Task: Copy out all the entries word for word.

──────────────────────────────

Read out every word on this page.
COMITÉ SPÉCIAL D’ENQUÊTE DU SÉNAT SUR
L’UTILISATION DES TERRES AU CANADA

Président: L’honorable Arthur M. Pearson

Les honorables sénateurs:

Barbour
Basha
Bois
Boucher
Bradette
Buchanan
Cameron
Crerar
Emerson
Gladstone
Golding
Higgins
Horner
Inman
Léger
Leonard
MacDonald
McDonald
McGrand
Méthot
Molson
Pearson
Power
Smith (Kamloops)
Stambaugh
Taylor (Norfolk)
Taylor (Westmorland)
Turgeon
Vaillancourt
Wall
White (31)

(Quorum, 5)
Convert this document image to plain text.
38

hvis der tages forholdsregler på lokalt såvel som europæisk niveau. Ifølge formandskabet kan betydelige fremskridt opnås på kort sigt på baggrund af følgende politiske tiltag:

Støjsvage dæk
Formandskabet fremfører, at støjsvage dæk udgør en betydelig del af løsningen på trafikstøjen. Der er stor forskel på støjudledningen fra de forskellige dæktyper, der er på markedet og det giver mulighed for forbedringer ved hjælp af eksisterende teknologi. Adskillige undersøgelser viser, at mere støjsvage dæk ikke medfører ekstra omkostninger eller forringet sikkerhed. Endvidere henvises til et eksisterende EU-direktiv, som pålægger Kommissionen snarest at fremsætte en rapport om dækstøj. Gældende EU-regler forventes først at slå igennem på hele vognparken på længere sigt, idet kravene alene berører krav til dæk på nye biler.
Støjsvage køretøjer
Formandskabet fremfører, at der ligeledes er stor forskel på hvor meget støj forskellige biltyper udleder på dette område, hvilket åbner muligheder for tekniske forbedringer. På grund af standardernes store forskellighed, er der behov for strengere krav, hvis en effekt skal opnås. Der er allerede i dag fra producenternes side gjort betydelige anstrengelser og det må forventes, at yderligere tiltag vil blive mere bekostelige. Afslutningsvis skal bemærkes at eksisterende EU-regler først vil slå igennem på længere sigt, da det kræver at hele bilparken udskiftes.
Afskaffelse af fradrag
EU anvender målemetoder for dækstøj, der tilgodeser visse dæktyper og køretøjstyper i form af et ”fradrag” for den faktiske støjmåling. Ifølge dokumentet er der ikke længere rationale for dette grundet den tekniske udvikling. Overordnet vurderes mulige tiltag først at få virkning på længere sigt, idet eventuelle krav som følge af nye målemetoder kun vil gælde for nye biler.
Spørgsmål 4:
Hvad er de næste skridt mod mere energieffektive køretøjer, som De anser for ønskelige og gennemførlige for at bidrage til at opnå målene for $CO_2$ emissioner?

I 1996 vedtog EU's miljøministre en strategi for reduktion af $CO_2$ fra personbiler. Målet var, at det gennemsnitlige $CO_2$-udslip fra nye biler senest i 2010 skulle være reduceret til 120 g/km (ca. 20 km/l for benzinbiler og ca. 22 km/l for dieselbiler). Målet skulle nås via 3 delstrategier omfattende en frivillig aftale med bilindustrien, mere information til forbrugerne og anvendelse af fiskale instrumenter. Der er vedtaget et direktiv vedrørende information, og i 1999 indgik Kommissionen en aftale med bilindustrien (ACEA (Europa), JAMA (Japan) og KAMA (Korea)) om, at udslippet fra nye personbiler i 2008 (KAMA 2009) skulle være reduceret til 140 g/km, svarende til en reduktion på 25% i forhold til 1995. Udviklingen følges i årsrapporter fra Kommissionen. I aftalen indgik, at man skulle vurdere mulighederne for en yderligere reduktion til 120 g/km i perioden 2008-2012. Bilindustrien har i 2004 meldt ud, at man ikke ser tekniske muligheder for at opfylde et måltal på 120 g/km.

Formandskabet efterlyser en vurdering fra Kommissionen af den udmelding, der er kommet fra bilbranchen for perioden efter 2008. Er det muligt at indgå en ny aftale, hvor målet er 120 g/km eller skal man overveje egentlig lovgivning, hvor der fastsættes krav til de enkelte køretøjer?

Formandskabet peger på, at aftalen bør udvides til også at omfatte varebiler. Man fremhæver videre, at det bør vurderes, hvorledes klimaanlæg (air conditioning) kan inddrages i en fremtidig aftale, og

──────────────────────────────

Result for this exercise:
Read out every word on this page.
COMITÉ SPÉCIAL D’ENQUÊTE DU SÉNAT SUR
L’UTILISATION DES TERRES AU CANADA

Président: L’honorable Arthur M. Pearson

Les honorables sénateurs:

Barbour
Basha
Bois
Boucher
Bradette
Buchanan
Cameron
Crerar
Emerson
Gladstone
Golding
Higgins
Horner
Inman
Léger
Leonard
MacDonald
McDonald
McGrand
Méthot
Molson
Pearson
Power
Smith (Kamloops)
Stambaugh
Taylor (Norfolk)
Taylor (Westmorland)
Turgeon
Vaillancourt
Wall
White (31)

(Quorum, 5)
Convert this document image to plain text.
38

hvis der tages forholdsregler på lokalt såvel som europæisk niveau. Ifølge formandskabet kan betydelige fremskridt opnås på kort sigt på baggrund af følgende politiske tiltag:

Støjsvage dæk
Formandskabet fremfører, at støjsvage dæk udgør en betydelig del af løsningen på trafikstøjen. Der er stor forskel på støjudledningen fra de forskellige dæktyper, der er på markedet og det giver mulighed for forbedringer ved hjælp af eksisterende teknologi. Adskillige undersøgelser viser, at mere støjsvage dæk ikke medfører ekstra omkostninger eller forringet sikkerhed. Endvidere henvises til et eksisterende EU-direktiv, som pålægger Kommissionen snarest at fremsætte en rapport om dækstøj. Gældende EU-regler forventes først at slå igennem på hele vognparken på længere sigt, idet kravene alene berører krav til dæk på nye biler.
Støjsvage køretøjer
Formandskabet fremfører, at der ligeledes er stor forskel på hvor meget støj forskellige biltyper udleder på dette område, hvilket åbner muligheder for tekniske forbedringer. På grund af standardernes store forskellighed, er der behov for strengere krav, hvis en effekt skal opnås. Der er allerede i dag fra producenternes side gjort betydelige anstrengelser og det må forventes, at yderligere tiltag vil blive mere bekostelige. Afslutningsvis skal bemærkes at eksisterende EU-regler først vil slå igennem på længere sigt, da det kræver at hele bilparken udskiftes.
Afskaffelse af fradrag
EU anvender målemetoder for dækstøj, der tilgodeser visse dæktyper og køretøjstyper i form af et ”fradrag” for den faktiske støjmåling. Ifølge dokumentet er der ikke længere rationale for dette grundet den tekniske udvikling. Overordnet vurderes mulige tiltag først at få virkning på længere sigt, idet eventuelle krav som følge af nye målemetoder kun vil gælde for nye biler.
Spørgsmål 4:
Hvad er de næste skridt mod mere energieffektive køretøjer, som De anser for ønskelige og gennemførlige for at bidrage til at opnå målene for $CO_2$ emissioner?

I 1996 vedtog EU's miljøministre en strategi for reduktion af $CO_2$ fra personbiler. Målet var, at det gennemsnitlige $CO_2$-udslip fra nye biler senest i 2010 skulle være reduceret til 120 g/km (ca. 20 km/l for benzinbiler og ca. 22 km/l for dieselbiler). Målet skulle nås via 3 delstrategier omfattende en frivillig aftale med bilindustrien, mere information til forbrugerne og anvendelse af fiskale instrumenter. Der er vedtaget et direktiv vedrørende information, og i 1999 indgik Kommissionen en aftale med bilindustrien (ACEA (Europa), JAMA (Japan) og KAMA (Korea)) om, at udslippet fra nye personbiler i 2008 (KAMA 2009) skulle være reduceret til 140 g/km, svarende til en reduktion på 25% i forhold til 1995. Udviklingen følges i årsrapporter fra Kommissionen. I aftalen indgik, at man skulle vurdere mulighederne for en yderligere reduktion til 120 g/km i perioden 2008-2012. Bilindustrien har i 2004 meldt ud, at man ikke ser tekniske muligheder for at opfylde et måltal på 120 g/km.

Formandskabet efterlyser en vurdering fra Kommissionen af den udmelding, der er kommet fra bilbranchen for perioden efter 2008. Er det muligt at indgå en ny aftale, hvor målet er 120 g/km eller skal man overveje egentlig lovgivning, hvor der fastsættes krav til de enkelte køretøjer?

Formandskabet peger på, at aftalen bør udvides til også at omfatte varebiler. Man fremhæver videre, at det bør vurderes, hvorledes klimaanlæg (air conditioning) kan inddrages i en fremtidig aftale, og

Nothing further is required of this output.